• _Task statement_:
Please restate the following records word for word.
-------- Records shown
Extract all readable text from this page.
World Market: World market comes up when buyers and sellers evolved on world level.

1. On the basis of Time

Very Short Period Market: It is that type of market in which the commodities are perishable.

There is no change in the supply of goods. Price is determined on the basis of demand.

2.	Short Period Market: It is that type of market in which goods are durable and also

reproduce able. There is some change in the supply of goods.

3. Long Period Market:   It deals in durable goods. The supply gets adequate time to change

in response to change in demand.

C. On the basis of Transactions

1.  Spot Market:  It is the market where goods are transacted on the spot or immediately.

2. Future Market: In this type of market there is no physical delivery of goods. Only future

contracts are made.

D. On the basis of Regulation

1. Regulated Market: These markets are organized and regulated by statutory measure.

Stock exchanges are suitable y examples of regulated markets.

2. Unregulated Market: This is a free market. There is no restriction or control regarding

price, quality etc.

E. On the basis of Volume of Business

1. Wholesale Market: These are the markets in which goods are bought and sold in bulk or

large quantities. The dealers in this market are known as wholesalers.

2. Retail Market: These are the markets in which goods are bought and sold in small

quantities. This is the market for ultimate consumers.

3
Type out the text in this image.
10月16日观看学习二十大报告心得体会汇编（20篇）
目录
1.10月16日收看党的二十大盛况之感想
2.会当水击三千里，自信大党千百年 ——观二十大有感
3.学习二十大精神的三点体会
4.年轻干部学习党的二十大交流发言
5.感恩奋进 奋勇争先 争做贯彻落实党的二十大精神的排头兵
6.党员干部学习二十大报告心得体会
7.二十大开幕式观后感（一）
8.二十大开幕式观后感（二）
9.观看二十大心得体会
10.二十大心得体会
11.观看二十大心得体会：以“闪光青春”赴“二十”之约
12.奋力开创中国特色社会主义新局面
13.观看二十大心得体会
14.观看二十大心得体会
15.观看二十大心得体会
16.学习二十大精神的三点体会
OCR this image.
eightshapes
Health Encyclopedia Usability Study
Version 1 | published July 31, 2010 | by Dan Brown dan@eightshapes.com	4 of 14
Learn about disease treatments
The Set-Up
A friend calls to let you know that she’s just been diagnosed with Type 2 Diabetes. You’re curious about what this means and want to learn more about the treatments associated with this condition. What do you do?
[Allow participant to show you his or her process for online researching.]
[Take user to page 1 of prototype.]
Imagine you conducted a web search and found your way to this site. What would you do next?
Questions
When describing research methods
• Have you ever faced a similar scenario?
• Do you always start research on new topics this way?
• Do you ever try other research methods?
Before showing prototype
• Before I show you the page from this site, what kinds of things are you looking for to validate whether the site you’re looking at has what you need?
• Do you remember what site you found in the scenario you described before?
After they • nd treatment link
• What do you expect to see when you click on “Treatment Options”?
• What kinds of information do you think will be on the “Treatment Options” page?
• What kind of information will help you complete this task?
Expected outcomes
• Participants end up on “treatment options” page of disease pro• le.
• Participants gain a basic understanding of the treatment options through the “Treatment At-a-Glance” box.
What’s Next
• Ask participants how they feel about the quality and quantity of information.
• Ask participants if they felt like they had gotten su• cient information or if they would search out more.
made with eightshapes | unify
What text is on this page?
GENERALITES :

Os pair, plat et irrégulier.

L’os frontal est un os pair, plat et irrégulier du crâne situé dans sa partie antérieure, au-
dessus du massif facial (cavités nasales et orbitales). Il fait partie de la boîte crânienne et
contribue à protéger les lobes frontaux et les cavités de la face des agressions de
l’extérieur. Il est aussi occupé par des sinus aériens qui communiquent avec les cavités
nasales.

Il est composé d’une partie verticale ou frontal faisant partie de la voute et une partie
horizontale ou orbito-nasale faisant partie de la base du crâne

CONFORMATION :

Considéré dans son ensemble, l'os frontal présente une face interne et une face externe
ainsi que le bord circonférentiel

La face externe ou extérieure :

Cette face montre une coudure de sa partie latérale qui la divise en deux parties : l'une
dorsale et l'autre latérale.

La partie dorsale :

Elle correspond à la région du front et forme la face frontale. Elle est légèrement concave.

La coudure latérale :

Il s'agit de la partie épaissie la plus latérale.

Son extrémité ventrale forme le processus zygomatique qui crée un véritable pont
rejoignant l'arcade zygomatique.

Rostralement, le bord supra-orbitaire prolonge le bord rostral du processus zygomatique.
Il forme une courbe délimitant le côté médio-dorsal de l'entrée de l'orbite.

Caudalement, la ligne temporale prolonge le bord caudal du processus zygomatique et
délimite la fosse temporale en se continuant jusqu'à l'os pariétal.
----------------
• _Result_:
Extract all readable text from this page.
World Market: World market comes up when buyers and sellers evolved on world level.

1. On the basis of Time

Very Short Period Market: It is that type of market in which the commodities are perishable.

There is no change in the supply of goods. Price is determined on the basis of demand.

2.	Short Period Market: It is that type of market in which goods are durable and also

reproduce able. There is some change in the supply of goods.

3. Long Period Market:   It deals in durable goods. The supply gets adequate time to change

in response to change in demand.

C. On the basis of Transactions

1.  Spot Market:  It is the market where goods are transacted on the spot or immediately.

2. Future Market: In this type of market there is no physical delivery of goods. Only future

contracts are made.

D. On the basis of Regulation

1. Regulated Market: These markets are organized and regulated by statutory measure.

Stock exchanges are suitable y examples of regulated markets.

2. Unregulated Market: This is a free market. There is no restriction or control regarding

price, quality etc.

E. On the basis of Volume of Business

1. Wholesale Market: These are the markets in which goods are bought and sold in bulk or

large quantities. The dealers in this market are known as wholesalers.

2. Retail Market: These are the markets in which goods are bought and sold in small

quantities. This is the market for ultimate consumers.

3
Type out the text in this image.
10月16日观看学习二十大报告心得体会汇编（20篇）
目录
1.10月16日收看党的二十大盛况之感想
2.会当水击三千里，自信大党千百年 ——观二十大有感
3.学习二十大精神的三点体会
4.年轻干部学习党的二十大交流发言
5.感恩奋进 奋勇争先 争做贯彻落实党的二十大精神的排头兵
6.党员干部学习二十大报告心得体会
7.二十大开幕式观后感（一）
8.二十大开幕式观后感（二）
9.观看二十大心得体会
10.二十大心得体会
11.观看二十大心得体会：以“闪光青春”赴“二十”之约
12.奋力开创中国特色社会主义新局面
13.观看二十大心得体会
14.观看二十大心得体会
15.观看二十大心得体会
16.学习二十大精神的三点体会
OCR this image.
eightshapes
Health Encyclopedia Usability Study
Version 1 | published July 31, 2010 | by Dan Brown dan@eightshapes.com	4 of 14
Learn about disease treatments
The Set-Up
A friend calls to let you know that she’s just been diagnosed with Type 2 Diabetes. You’re curious about what this means and want to learn more about the treatments associated with this condition. What do you do?
[Allow participant to show you his or her process for online researching.]
[Take user to page 1 of prototype.]
Imagine you conducted a web search and found your way to this site. What would you do next?
Questions
When describing research methods
• Have you ever faced a similar scenario?
• Do you always start research on new topics this way?
• Do you ever try other research methods?
Before showing prototype
• Before I show you the page from this site, what kinds of things are you looking for to validate whether the site you’re looking at has what you need?
• Do you remember what site you found in the scenario you described before?
After they • nd treatment link
• What do you expect to see when you click on “Treatment Options”?
• What kinds of information do you think will be on the “Treatment Options” page?
• What kind of information will help you complete this task?
Expected outcomes
• Participants end up on “treatment options” page of disease pro• le.
• Participants gain a basic understanding of the treatment options through the “Treatment At-a-Glance” box.
What’s Next
• Ask participants how they feel about the quality and quantity of information.
• Ask participants if they felt like they had gotten su• cient information or if they would search out more.
made with eightshapes | unify
What text is on this page?
GENERALITES :

Os pair, plat et irrégulier.

L’os frontal est un os pair, plat et irrégulier du crâne situé dans sa partie antérieure, au-
dessus du massif facial (cavités nasales et orbitales). Il fait partie de la boîte crânienne et
contribue à protéger les lobes frontaux et les cavités de la face des agressions de
l’extérieur. Il est aussi occupé par des sinus aériens qui communiquent avec les cavités
nasales.

Il est composé d’une partie verticale ou frontal faisant partie de la voute et une partie
horizontale ou orbito-nasale faisant partie de la base du crâne

CONFORMATION :

Considéré dans son ensemble, l'os frontal présente une face interne et une face externe
ainsi que le bord circonférentiel

La face externe ou extérieure :

Cette face montre une coudure de sa partie latérale qui la divise en deux parties : l'une
dorsale et l'autre latérale.

La partie dorsale :

Elle correspond à la région du front et forme la face frontale. Elle est légèrement concave.

La coudure latérale :

Il s'agit de la partie épaissie la plus latérale.

Son extrémité ventrale forme le processus zygomatique qui crée un véritable pont
rejoignant l'arcade zygomatique.

Rostralement, le bord supra-orbitaire prolonge le bord rostral du processus zygomatique.
Il forme une courbe délimitant le côté médio-dorsal de l'entrée de l'orbite.

Caudalement, la ligne temporale prolonge le bord caudal du processus zygomatique et
délimite la fosse temporale en se continuant jusqu'à l'os pariétal.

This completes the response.